Entries from a visual dataset
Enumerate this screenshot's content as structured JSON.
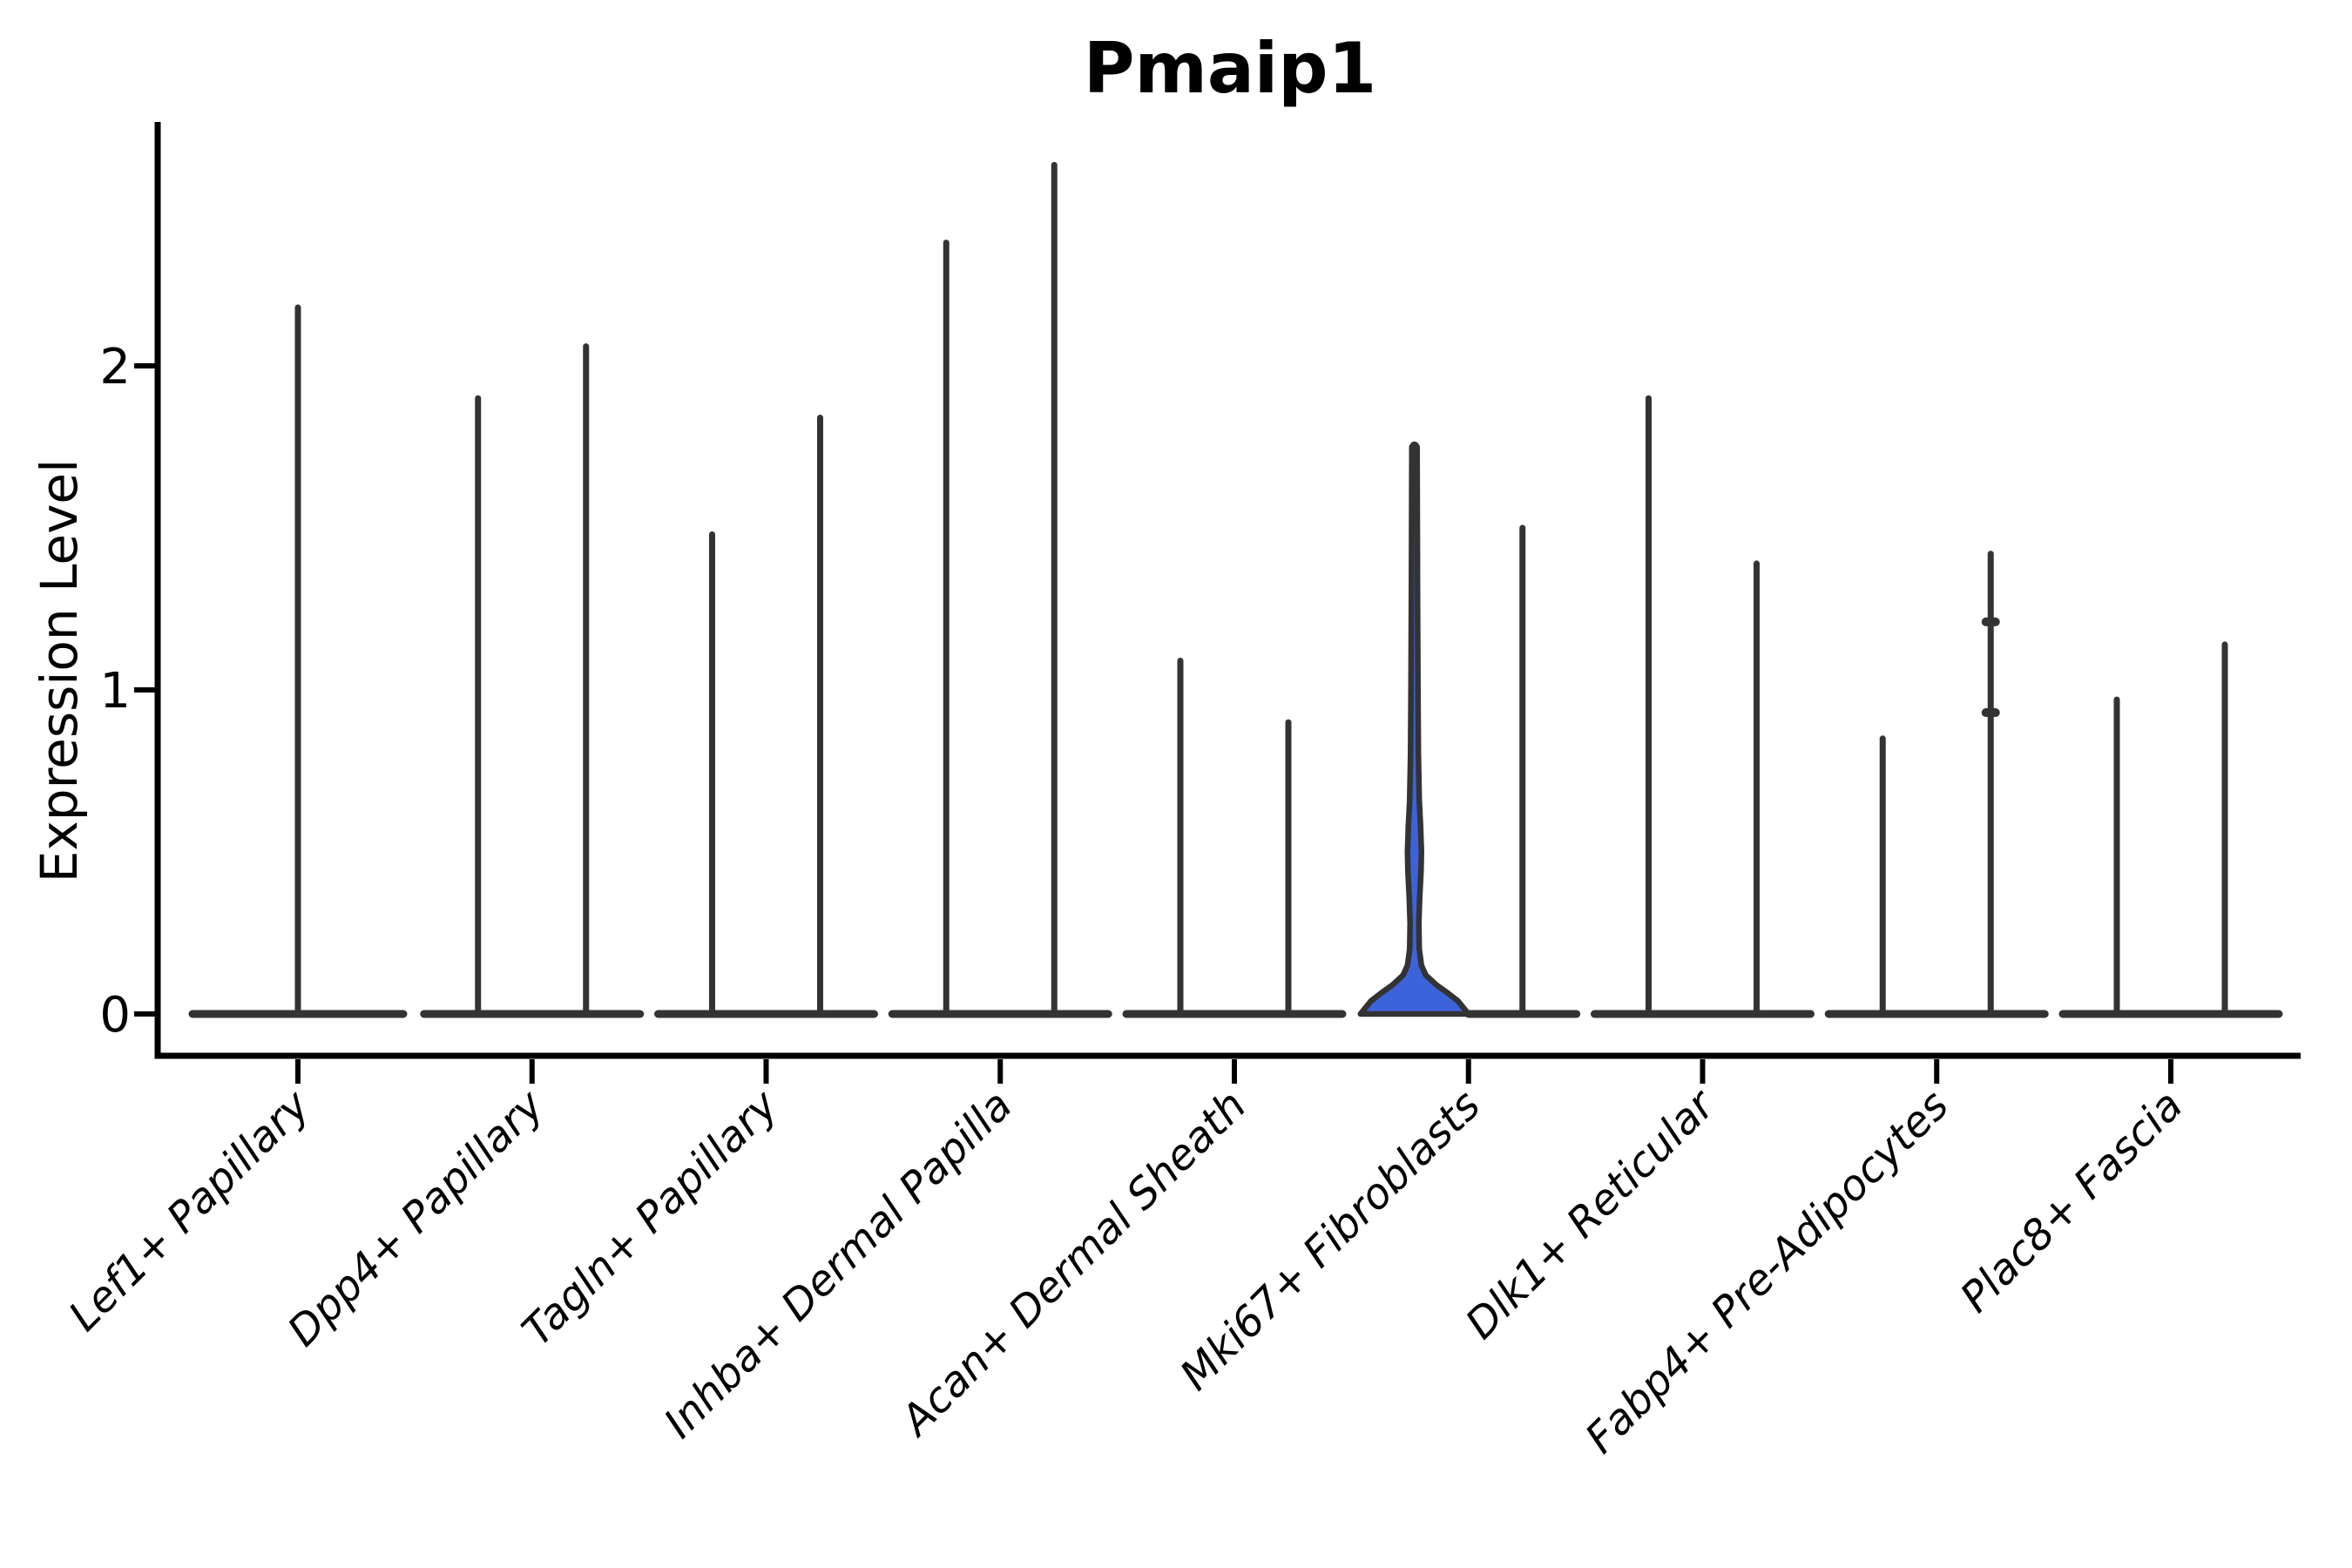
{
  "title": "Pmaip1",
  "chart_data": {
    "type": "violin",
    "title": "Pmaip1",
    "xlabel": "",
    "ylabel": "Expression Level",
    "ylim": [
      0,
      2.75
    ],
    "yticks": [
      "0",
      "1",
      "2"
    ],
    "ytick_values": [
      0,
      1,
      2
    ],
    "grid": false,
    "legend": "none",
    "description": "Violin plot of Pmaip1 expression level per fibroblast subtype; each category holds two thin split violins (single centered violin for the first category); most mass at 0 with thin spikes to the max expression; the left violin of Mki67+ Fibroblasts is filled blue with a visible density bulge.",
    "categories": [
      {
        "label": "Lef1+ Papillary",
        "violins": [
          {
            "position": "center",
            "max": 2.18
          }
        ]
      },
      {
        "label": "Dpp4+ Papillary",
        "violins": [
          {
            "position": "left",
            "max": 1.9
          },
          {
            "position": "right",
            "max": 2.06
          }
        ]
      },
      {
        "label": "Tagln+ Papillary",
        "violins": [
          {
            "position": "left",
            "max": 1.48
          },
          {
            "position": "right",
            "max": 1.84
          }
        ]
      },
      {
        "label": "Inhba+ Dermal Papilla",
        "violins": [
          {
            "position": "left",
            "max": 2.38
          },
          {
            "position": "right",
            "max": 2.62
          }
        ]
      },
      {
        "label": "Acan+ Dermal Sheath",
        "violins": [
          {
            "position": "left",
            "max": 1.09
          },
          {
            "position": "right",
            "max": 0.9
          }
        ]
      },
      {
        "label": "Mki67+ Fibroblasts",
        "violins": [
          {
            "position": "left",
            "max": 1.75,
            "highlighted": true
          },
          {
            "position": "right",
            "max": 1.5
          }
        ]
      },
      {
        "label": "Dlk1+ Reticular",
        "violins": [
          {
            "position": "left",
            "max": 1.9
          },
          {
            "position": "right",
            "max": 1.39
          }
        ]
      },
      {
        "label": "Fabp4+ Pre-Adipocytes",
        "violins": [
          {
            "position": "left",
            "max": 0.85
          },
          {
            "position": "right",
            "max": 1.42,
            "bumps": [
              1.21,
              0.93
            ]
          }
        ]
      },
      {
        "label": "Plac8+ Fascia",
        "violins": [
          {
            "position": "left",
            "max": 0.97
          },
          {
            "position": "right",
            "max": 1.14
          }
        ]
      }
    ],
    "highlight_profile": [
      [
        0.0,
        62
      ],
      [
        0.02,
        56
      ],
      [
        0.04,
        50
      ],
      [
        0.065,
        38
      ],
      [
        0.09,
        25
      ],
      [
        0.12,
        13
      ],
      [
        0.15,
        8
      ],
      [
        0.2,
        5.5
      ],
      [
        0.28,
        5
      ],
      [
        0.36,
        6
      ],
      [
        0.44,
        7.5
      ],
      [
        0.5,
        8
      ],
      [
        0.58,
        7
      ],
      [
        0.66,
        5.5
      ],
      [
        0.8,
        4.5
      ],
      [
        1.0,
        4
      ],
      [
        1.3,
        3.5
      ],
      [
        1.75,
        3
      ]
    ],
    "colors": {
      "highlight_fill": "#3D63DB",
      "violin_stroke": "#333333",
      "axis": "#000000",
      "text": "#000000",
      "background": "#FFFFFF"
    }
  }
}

...

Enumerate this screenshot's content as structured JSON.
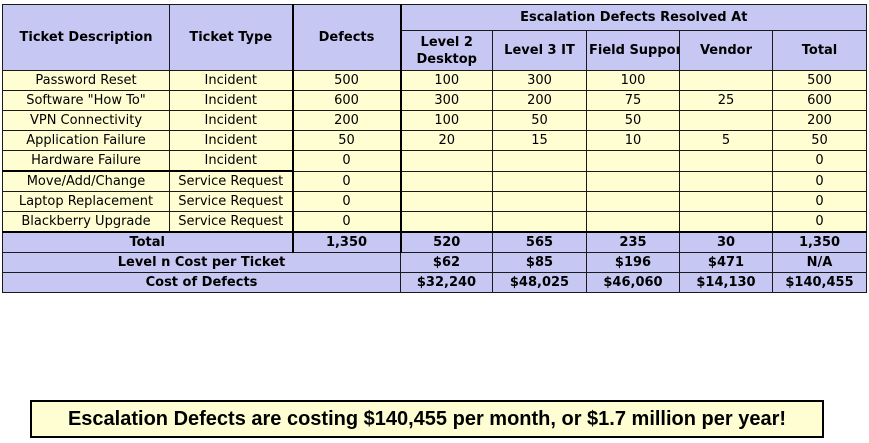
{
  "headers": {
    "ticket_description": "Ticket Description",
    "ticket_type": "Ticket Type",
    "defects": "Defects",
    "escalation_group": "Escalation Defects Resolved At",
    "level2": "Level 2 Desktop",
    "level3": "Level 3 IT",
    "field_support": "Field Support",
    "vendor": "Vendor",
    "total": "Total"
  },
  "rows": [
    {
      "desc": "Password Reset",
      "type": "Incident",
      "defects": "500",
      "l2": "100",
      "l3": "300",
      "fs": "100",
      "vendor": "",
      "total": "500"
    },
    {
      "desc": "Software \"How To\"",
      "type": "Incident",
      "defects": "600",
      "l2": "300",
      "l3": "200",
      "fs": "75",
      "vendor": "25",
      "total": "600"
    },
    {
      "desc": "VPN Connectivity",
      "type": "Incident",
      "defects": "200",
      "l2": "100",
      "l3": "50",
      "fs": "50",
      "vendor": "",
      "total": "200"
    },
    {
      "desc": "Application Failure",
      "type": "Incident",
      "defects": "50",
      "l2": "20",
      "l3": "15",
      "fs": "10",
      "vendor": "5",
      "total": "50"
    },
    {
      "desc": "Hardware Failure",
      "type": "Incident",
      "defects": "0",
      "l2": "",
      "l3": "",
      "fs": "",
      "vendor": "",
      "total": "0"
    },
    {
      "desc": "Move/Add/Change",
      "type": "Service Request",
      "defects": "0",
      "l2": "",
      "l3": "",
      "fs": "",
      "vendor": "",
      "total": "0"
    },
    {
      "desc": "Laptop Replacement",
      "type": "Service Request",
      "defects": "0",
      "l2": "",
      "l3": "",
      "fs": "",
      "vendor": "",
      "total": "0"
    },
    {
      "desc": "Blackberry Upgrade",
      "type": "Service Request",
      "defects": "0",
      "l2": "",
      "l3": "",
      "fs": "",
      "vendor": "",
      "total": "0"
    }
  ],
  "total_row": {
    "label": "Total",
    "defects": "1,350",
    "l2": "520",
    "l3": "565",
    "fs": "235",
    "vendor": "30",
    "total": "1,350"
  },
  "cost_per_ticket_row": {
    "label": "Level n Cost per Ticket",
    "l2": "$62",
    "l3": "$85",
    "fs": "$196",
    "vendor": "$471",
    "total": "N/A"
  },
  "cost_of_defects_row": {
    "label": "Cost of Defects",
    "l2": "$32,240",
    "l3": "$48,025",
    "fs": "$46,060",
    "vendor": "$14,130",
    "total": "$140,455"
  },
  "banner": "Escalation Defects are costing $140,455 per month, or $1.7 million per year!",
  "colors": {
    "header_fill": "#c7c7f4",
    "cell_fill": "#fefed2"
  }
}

#### [WORK TO COMPLETE]
Tally up how many lines in the preceding listing contain the word "Failure". Give nothing but the number.

#### [ANSWER FOR THIS EXERCISE]
2